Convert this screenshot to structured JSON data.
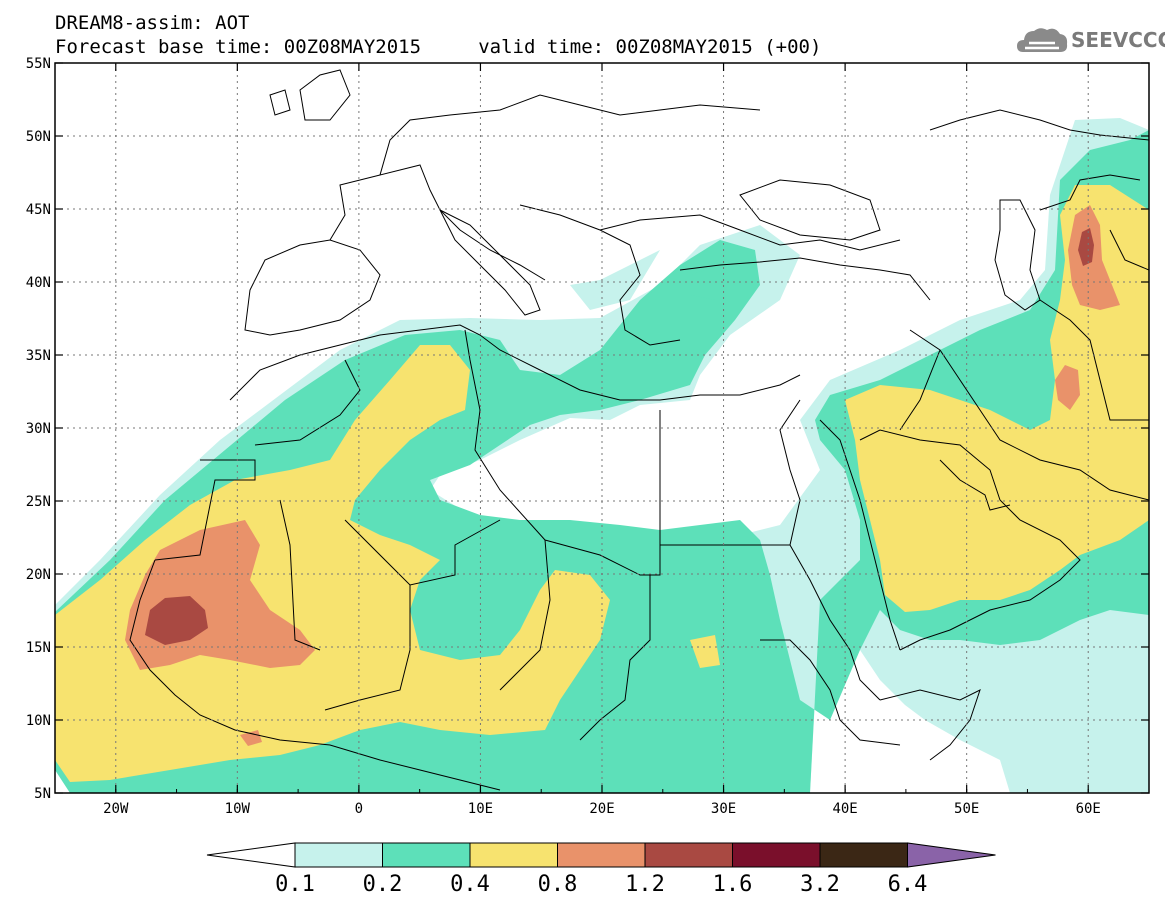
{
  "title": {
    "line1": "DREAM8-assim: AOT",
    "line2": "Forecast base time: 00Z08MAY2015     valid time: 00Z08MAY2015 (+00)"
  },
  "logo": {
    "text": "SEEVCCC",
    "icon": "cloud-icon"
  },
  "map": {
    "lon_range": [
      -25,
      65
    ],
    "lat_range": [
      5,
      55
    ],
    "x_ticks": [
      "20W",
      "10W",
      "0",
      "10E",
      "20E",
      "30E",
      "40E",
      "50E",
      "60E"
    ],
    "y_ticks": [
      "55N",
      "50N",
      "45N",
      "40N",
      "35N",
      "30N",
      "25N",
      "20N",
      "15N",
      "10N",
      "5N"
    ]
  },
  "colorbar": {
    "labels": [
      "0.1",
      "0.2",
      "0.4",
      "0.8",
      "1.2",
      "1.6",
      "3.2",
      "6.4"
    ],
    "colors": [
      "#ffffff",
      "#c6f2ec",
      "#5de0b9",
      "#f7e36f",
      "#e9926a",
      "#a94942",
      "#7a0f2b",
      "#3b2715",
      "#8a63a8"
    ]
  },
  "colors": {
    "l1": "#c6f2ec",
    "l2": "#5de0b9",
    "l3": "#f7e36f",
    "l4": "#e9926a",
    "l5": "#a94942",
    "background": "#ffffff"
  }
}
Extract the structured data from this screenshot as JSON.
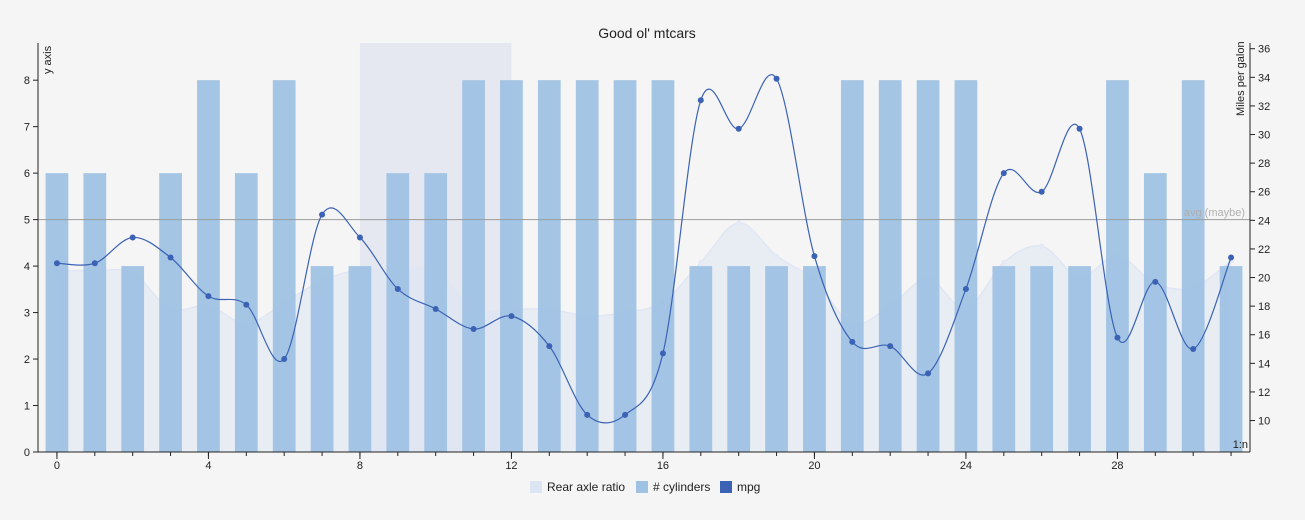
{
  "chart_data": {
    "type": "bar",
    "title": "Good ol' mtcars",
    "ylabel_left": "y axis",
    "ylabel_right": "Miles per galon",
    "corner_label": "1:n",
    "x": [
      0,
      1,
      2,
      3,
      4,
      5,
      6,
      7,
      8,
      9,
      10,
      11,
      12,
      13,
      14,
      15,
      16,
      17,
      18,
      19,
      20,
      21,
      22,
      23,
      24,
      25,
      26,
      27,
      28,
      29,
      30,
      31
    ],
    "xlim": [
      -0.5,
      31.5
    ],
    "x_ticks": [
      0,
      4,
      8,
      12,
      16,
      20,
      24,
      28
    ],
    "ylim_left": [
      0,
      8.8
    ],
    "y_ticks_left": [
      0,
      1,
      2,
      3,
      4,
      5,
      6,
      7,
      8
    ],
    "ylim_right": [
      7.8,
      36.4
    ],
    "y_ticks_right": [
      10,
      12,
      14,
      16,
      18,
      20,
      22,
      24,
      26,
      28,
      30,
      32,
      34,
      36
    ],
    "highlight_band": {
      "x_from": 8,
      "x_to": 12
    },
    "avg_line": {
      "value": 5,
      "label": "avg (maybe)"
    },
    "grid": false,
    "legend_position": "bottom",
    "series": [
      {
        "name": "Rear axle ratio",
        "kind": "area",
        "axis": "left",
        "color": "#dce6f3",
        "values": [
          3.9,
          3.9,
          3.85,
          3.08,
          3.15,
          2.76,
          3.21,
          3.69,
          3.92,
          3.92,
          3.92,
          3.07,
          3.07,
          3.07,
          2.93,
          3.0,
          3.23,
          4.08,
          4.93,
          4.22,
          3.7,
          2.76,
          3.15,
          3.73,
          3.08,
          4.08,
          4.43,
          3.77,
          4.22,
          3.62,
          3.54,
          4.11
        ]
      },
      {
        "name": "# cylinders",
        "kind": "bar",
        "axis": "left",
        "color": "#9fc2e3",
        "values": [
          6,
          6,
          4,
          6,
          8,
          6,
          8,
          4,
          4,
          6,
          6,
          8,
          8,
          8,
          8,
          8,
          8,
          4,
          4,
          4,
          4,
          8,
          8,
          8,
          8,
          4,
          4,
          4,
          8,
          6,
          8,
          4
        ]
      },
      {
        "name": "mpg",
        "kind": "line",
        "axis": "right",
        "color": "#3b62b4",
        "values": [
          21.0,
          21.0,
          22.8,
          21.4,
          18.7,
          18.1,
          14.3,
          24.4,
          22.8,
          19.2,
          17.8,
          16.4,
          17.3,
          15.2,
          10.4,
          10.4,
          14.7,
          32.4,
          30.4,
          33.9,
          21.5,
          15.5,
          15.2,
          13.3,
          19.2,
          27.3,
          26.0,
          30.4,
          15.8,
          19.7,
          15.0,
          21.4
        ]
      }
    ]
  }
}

Problem to solve: Using the records above, pull out each line where the word "axis" occurs.

Finished exercise:
    "ylabel_left": "y axis",
        "axis": "left",
        "axis": "left",
        "axis": "right",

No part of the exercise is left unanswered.